_Page:_
_____
I lived my childhood through the 80s and 90s. I can't even picture Toronto without mass crowds and over sized buildings!

Michael1985...before the days of Sunday shopping you could walk down the middle of Bloor Street near Spadina on a Sunday fairly safely (sidestepping the occasional car)....

But only after 1966...Before then, you might have been hit by a PCC streetcar...the Bloor Danforth subway opened in 1966 negating the need for streetcars on Bloor.
 
Michael1985...before the days of Sunday shopping you could walk down the middle of Bloor Street near Spadina on a Sunday fairly safely (sidestepping the occasional car)....

But only after 1966...Before then, you might have been hit by a PCC streetcar...the Bloor Danforth subway opened in 1966 negating the need for streetcars on Bloor.

No amusements allowed on Sundays. No baseball on Sundays. The playgrounds were padlocked shut. No shopping on Sundays. But you did have the Sunday stops for buses and streetcars.
_____
_Required task 1:_ According to the passage about Toronto Sundays, in what year did the Bloor Danforth subway open?
_Required task 2:_ Please carry the passage about Toronto Sundays forward from its final sentence.
These items have no connection to the passage about Toronto Sundays.

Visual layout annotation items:
_____
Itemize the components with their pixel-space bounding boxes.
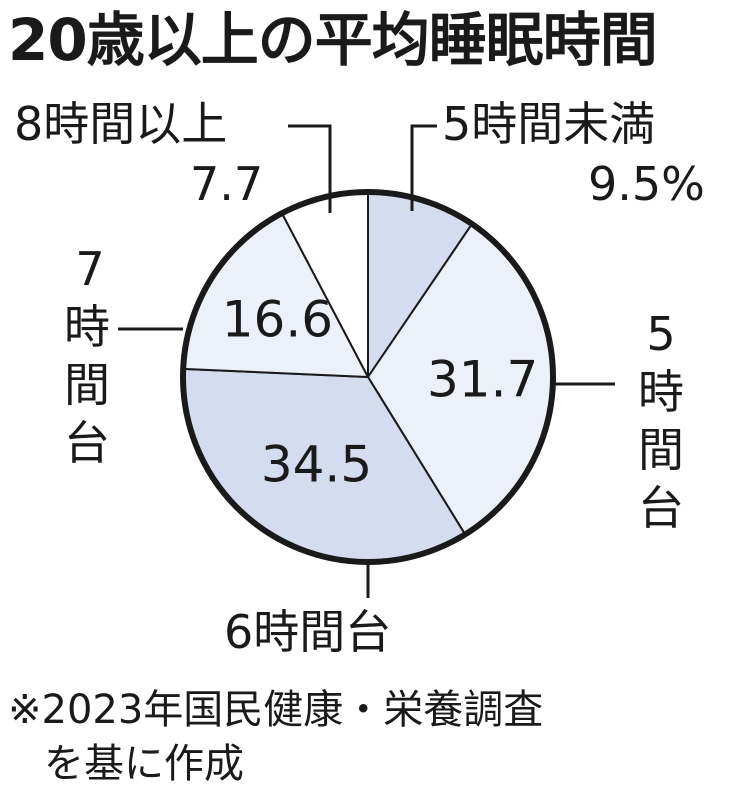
value-under5: 9.5% xyxy=(588,157,705,211)
slice-value-3: 16.6 xyxy=(222,291,333,349)
chart-title: 20歳以上の平均睡眠時間 xyxy=(8,6,658,74)
leader-over8 xyxy=(288,124,332,213)
slice-value-2: 34.5 xyxy=(261,436,372,494)
slice-value-1: 31.7 xyxy=(427,351,538,409)
value-over8: 7.7 xyxy=(190,157,264,211)
label-h6: 6時間台 xyxy=(224,605,392,659)
label-h5: 5時間台 xyxy=(638,307,684,535)
leader-under5 xyxy=(410,124,437,211)
source-note-line1: ※2023年国民健康・栄養調査 xyxy=(8,687,544,733)
source-note-line2: を基に作成 xyxy=(44,741,244,787)
label-under5: 5時間未満 xyxy=(442,97,656,151)
label-h7-num: 7 xyxy=(75,242,105,296)
label-over8: 8時間以上 xyxy=(14,97,228,151)
label-h7: 時間台 xyxy=(64,300,110,470)
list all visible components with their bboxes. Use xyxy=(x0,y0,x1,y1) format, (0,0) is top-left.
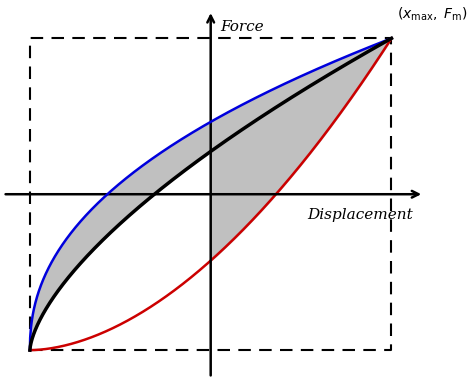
Text: Force: Force xyxy=(220,19,264,34)
Text: $(x_{\mathrm{max}},\ F_{\mathrm{m}})$: $(x_{\mathrm{max}},\ F_{\mathrm{m}})$ xyxy=(397,5,468,23)
Text: Displacement: Displacement xyxy=(308,208,413,222)
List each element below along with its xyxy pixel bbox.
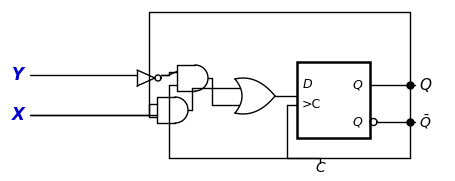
Text: Q: Q [352,79,362,92]
Text: C: C [315,161,325,175]
Text: >C: >C [302,98,321,111]
Text: Y: Y [12,66,24,84]
Text: Q: Q [419,77,431,92]
Bar [297,62,370,138]
Text: $\bar{Q}$: $\bar{Q}$ [419,113,431,131]
Text: X: X [11,106,25,124]
Text: Q: Q [352,115,362,129]
Text: D: D [303,79,313,92]
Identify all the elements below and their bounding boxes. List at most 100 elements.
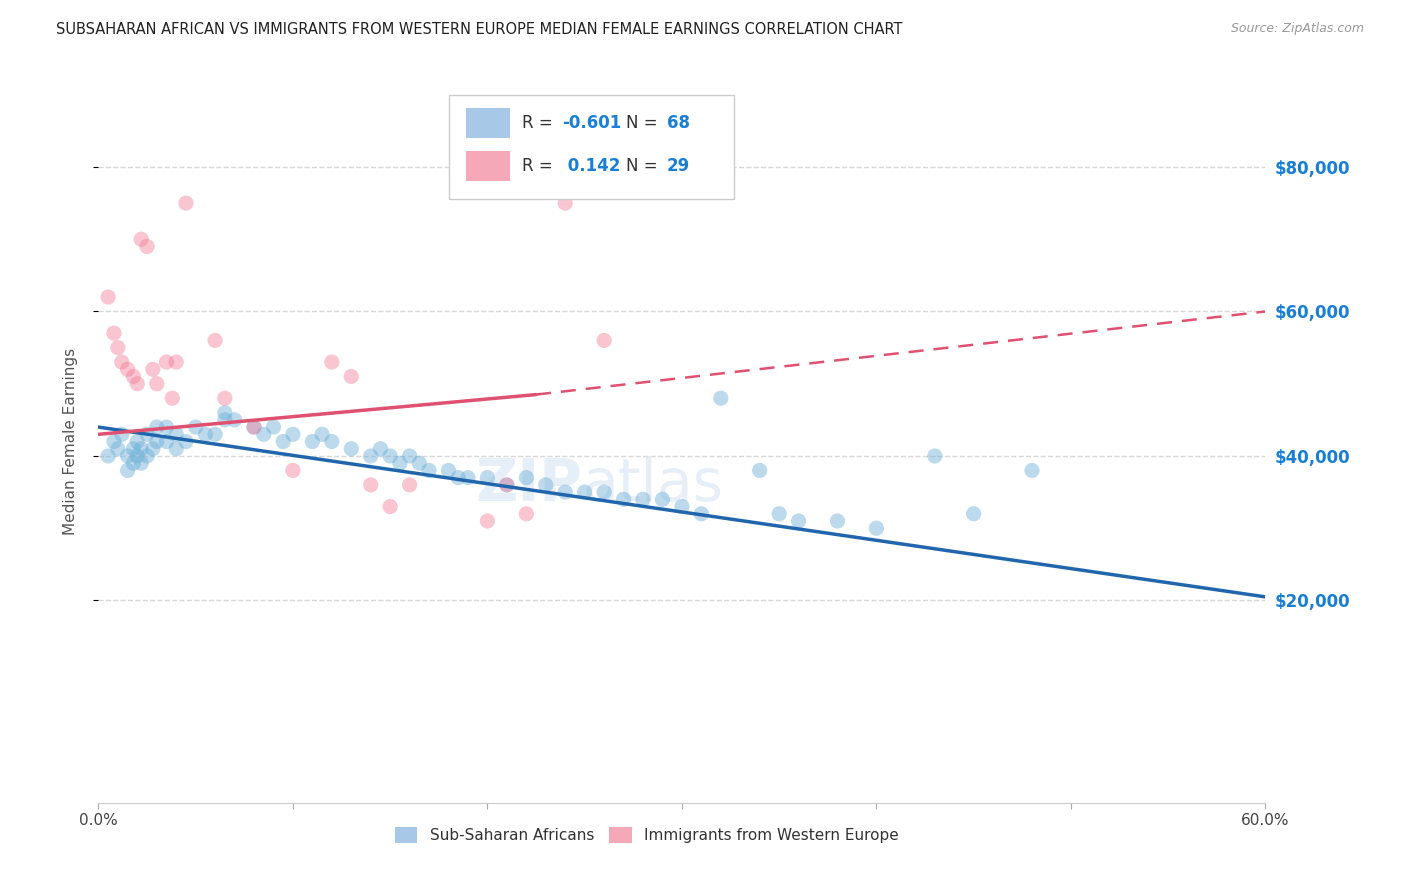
Point — [651, 492, 673, 507]
Point — [142, 442, 165, 456]
Point — [554, 485, 576, 500]
Text: -0.601: -0.601 — [562, 114, 621, 132]
Point — [174, 434, 197, 449]
Point — [146, 376, 169, 391]
Point — [408, 456, 430, 470]
Point — [398, 449, 420, 463]
Point — [204, 427, 226, 442]
Point — [380, 500, 402, 514]
Point — [146, 420, 169, 434]
FancyBboxPatch shape — [449, 95, 734, 200]
Point — [398, 478, 420, 492]
Point — [301, 434, 323, 449]
Point — [962, 507, 984, 521]
Point — [515, 507, 537, 521]
Point — [787, 514, 810, 528]
Point — [710, 391, 733, 405]
Point — [690, 507, 713, 521]
Point — [477, 514, 499, 528]
Point — [127, 434, 149, 449]
Point — [613, 492, 636, 507]
Point — [165, 427, 187, 442]
Point — [103, 326, 125, 340]
Point — [224, 413, 246, 427]
Point — [827, 514, 849, 528]
Point — [117, 449, 139, 463]
Point — [593, 334, 616, 348]
Point — [214, 406, 236, 420]
Point — [117, 463, 139, 477]
Point — [253, 427, 276, 442]
Point — [554, 196, 576, 211]
Text: ZIP: ZIP — [475, 457, 582, 514]
Point — [165, 355, 187, 369]
Point — [165, 442, 187, 456]
Point — [129, 442, 152, 456]
Point — [142, 362, 165, 376]
Point — [865, 521, 887, 535]
Point — [214, 391, 236, 405]
Point — [122, 442, 145, 456]
Point — [155, 434, 177, 449]
Point — [447, 470, 470, 484]
Point — [671, 500, 693, 514]
Point — [107, 341, 129, 355]
Point — [162, 391, 184, 405]
Point — [631, 492, 654, 507]
Point — [97, 449, 120, 463]
Point — [574, 485, 596, 500]
Point — [243, 420, 266, 434]
Point — [340, 442, 363, 456]
Point — [174, 196, 197, 211]
Point — [768, 507, 790, 521]
Point — [136, 449, 159, 463]
Text: 29: 29 — [666, 157, 690, 175]
Text: Source: ZipAtlas.com: Source: ZipAtlas.com — [1230, 22, 1364, 36]
Text: 0.142: 0.142 — [562, 157, 620, 175]
Point — [262, 420, 284, 434]
Point — [496, 478, 519, 492]
Point — [360, 478, 382, 492]
Point — [380, 449, 402, 463]
Point — [136, 427, 159, 442]
Y-axis label: Median Female Earnings: Median Female Earnings — [63, 348, 77, 535]
Point — [1021, 463, 1043, 477]
Point — [281, 463, 304, 477]
Point — [437, 463, 460, 477]
Point — [271, 434, 294, 449]
Point — [111, 355, 134, 369]
Point — [184, 420, 207, 434]
Point — [360, 449, 382, 463]
Point — [281, 427, 304, 442]
Point — [534, 478, 557, 492]
Point — [97, 290, 120, 304]
FancyBboxPatch shape — [465, 108, 510, 138]
Point — [321, 355, 343, 369]
Point — [340, 369, 363, 384]
Point — [122, 369, 145, 384]
Text: atlas: atlas — [582, 457, 724, 514]
Point — [748, 463, 770, 477]
Text: 68: 68 — [666, 114, 690, 132]
Point — [214, 413, 236, 427]
Point — [496, 478, 519, 492]
Point — [103, 434, 125, 449]
Point — [388, 456, 411, 470]
Point — [146, 434, 169, 449]
FancyBboxPatch shape — [465, 151, 510, 181]
Point — [593, 485, 616, 500]
Point — [243, 420, 266, 434]
Point — [155, 420, 177, 434]
Point — [129, 456, 152, 470]
Text: R =: R = — [522, 114, 558, 132]
Point — [127, 376, 149, 391]
Point — [418, 463, 440, 477]
Point — [127, 449, 149, 463]
Point — [321, 434, 343, 449]
Point — [136, 239, 159, 253]
Point — [122, 456, 145, 470]
Point — [194, 427, 217, 442]
Point — [370, 442, 392, 456]
Point — [457, 470, 479, 484]
Point — [477, 470, 499, 484]
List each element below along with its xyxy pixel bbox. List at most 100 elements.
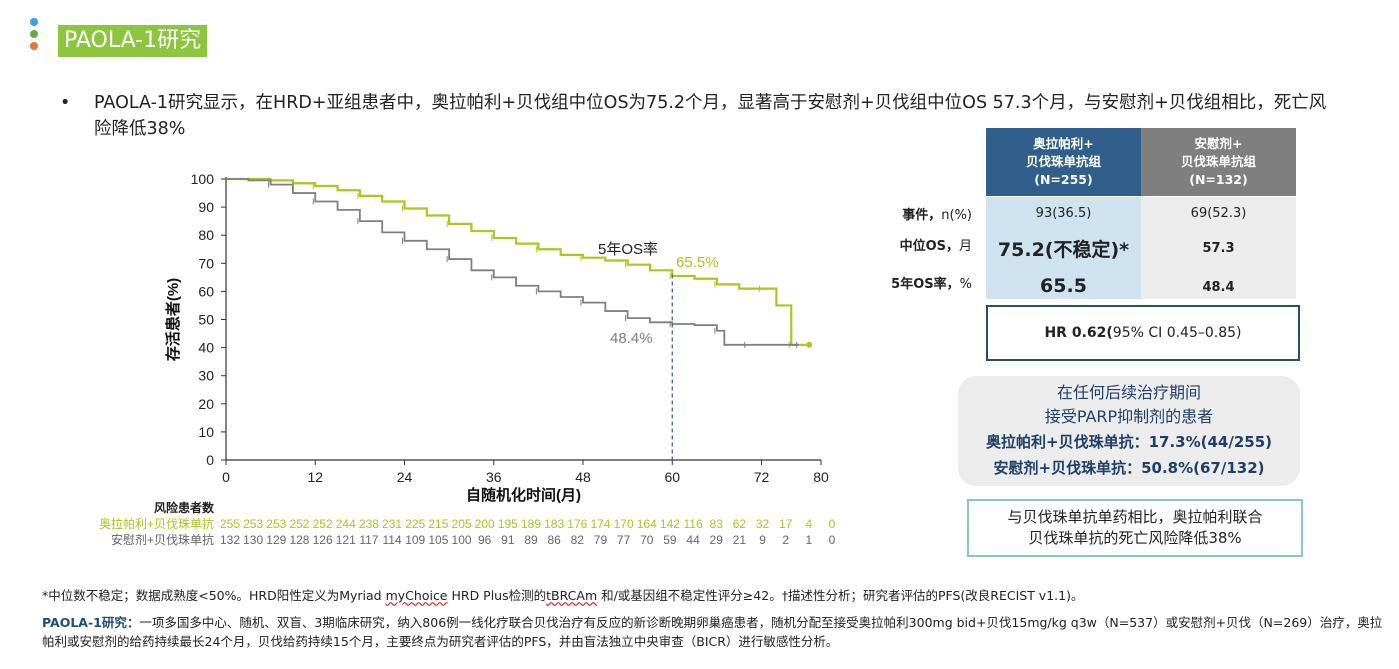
_____
_Final result 1:_ 1966

_Final result 2:_
 
No amusements allowed on Sundays. No baseball on Sundays. The playgrounds were padlocked shut. No shopping on Sundays. But you did have the Sunday stops for buses and streetcars.
...oh, and no newspapers on Sundays.

The G&M still doesn't publish a Sunday edition even to this day!

Because of the historical prohibition of the publishing of newspapers in Canada on Sundays, many Canadian newspapers carry Sunday comics sections on Saturdays, even to this day (and some Canadian newspapers with Sunday editions publish Saturday comics on Sunday).